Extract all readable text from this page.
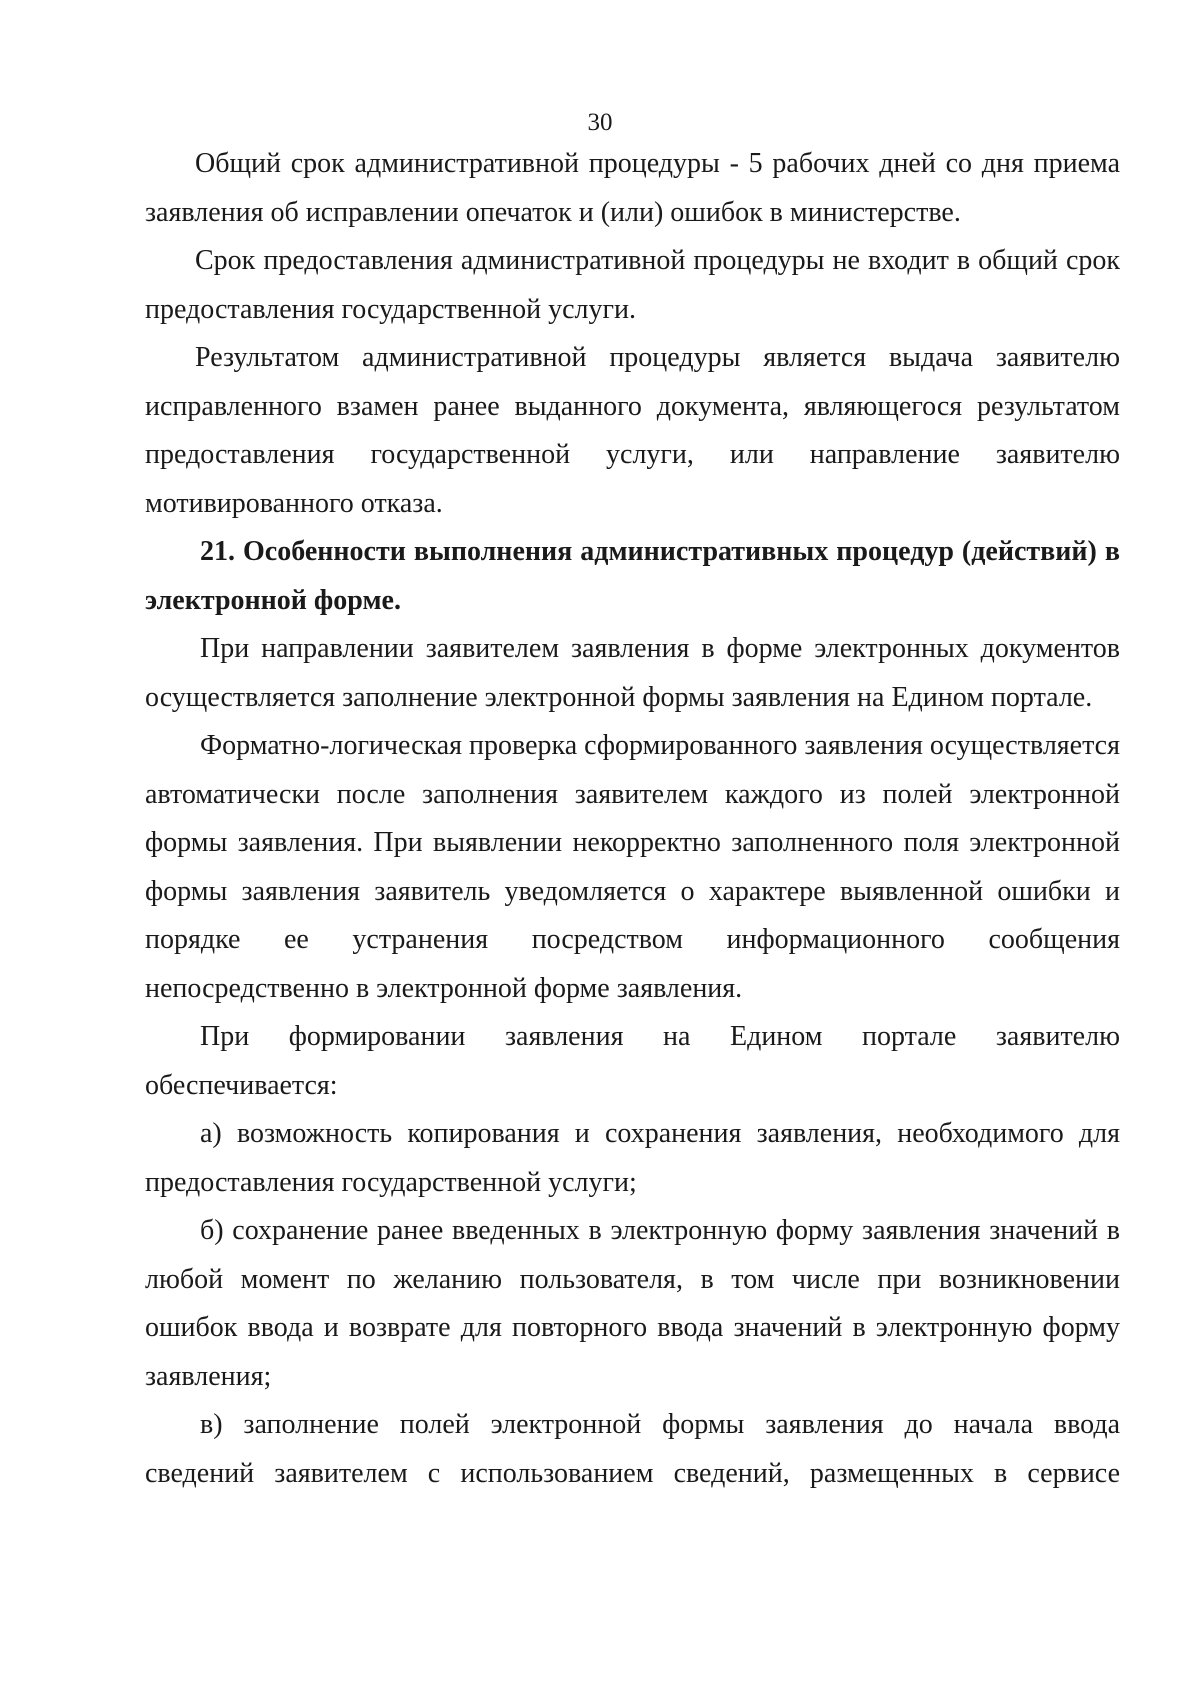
30

Общий срок административной процедуры - 5 рабочих дней со дня приема заявления об исправлении опечаток и (или) ошибок в министерстве.

Срок предоставления административной процедуры не входит в общий срок предоставления государственной услуги.

Результатом административной процедуры является выдача заявителю исправленного взамен ранее выданного документа, являющегося результатом предоставления государственной услуги, или направление заявителю мотивированного отказа.

21. Особенности выполнения административных процедур (действий) в электронной форме.

При направлении заявителем заявления в форме электронных документов осуществляется заполнение электронной формы заявления на Едином портале.

Форматно-логическая проверка сформированного заявления осуществляется автоматически после заполнения заявителем каждого из полей электронной формы заявления. При выявлении некорректно заполненного поля электронной формы заявления заявитель уведомляется о характере выявленной ошибки и порядке ее устранения посредством информационного сообщения непосредственно в электронной форме заявления.

При формировании заявления на Едином портале заявителю обеспечивается:

а) возможность копирования и сохранения заявления, необходимого для предоставления государственной услуги;

б) сохранение ранее введенных в электронную форму заявления значений в любой момент по желанию пользователя, в том числе при возникновении ошибок ввода и возврате для повторного ввода значений в электронную форму заявления;

в) заполнение полей электронной формы заявления до начала ввода сведений заявителем с использованием сведений, размещенных в сервисе
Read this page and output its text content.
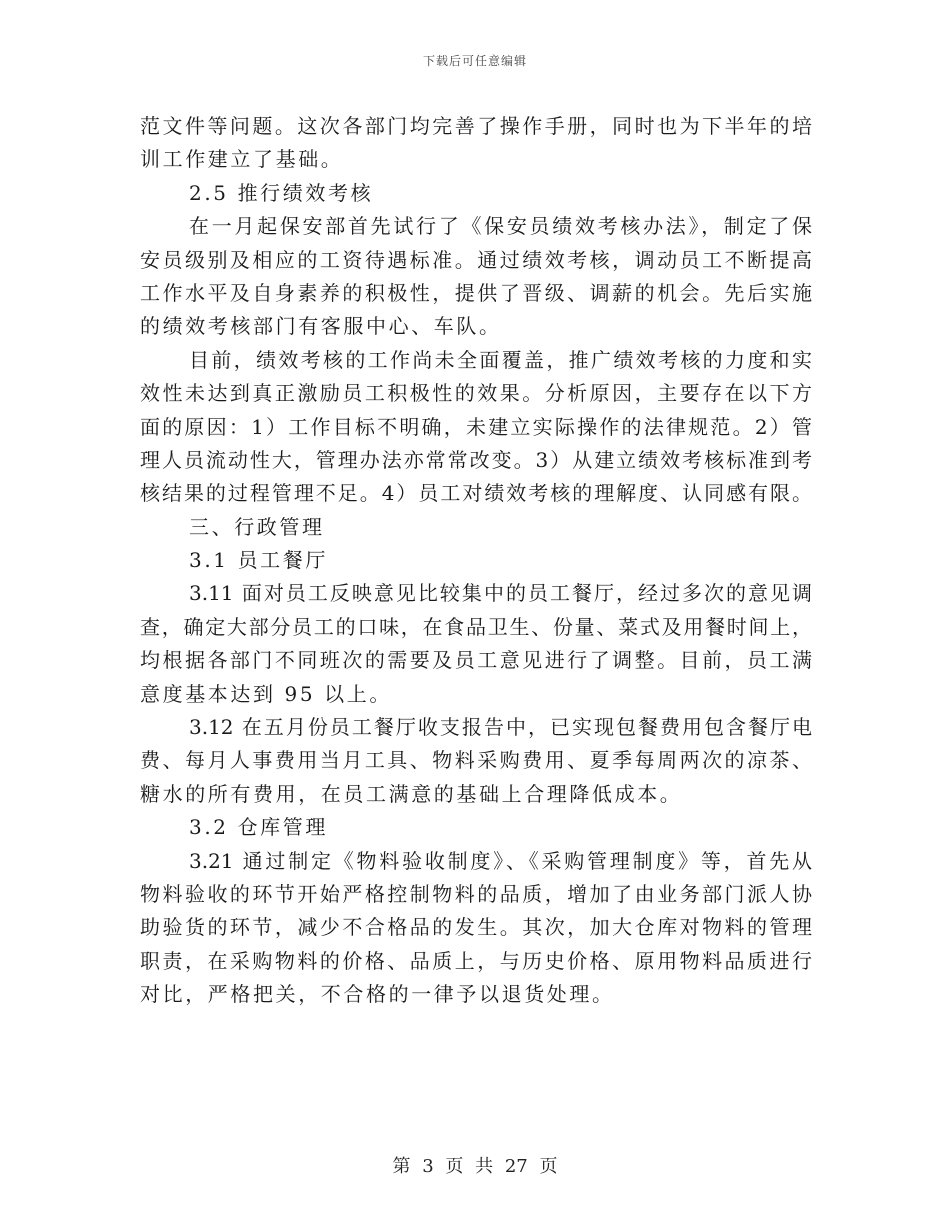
下载后可任意编辑
范文件等问题。这次各部门均完善了操作手册，同时也为下半年的培
训工作建立了基础。
2.5 推行绩效考核
在一月起保安部首先试行了《保安员绩效考核办法》，制定了保
安员级别及相应的工资待遇标准。通过绩效考核，调动员工不断提高
工作水平及自身素养的积极性，提供了晋级、调薪的机会。先后实施
的绩效考核部门有客服中心、车队。
目前，绩效考核的工作尚未全面覆盖，推广绩效考核的力度和实
效性未达到真正激励员工积极性的效果。分析原因，主要存在以下方
面的原因：1）工作目标不明确，未建立实际操作的法律规范。2）管
理人员流动性大，管理办法亦常常改变。3）从建立绩效考核标准到考
核结果的过程管理不足。4）员工对绩效考核的理解度、认同感有限。
三、行政管理
3.1 员工餐厅
3.11 面对员工反映意见比较集中的员工餐厅，经过多次的意见调
查，确定大部分员工的口味，在食品卫生、份量、菜式及用餐时间上，
均根据各部门不同班次的需要及员工意见进行了调整。目前，员工满
意度基本达到 95 以上。
3.12 在五月份员工餐厅收支报告中，已实现包餐费用包含餐厅电
费、每月人事费用当月工具、物料采购费用、夏季每周两次的凉茶、
糖水的所有费用，在员工满意的基础上合理降低成本。
3.2 仓库管理
3.21 通过制定《物料验收制度》、《采购管理制度》等，首先从
物料验收的环节开始严格控制物料的品质，增加了由业务部门派人协
助验货的环节，减少不合格品的发生。其次，加大仓库对物料的管理
职责，在采购物料的价格、品质上，与历史价格、原用物料品质进行
对比，严格把关，不合格的一律予以退货处理。
第 3 页 共 27 页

## Do this
Count the lines of the listing above that include the word "page" and state the total with nothing else.

## Solution
2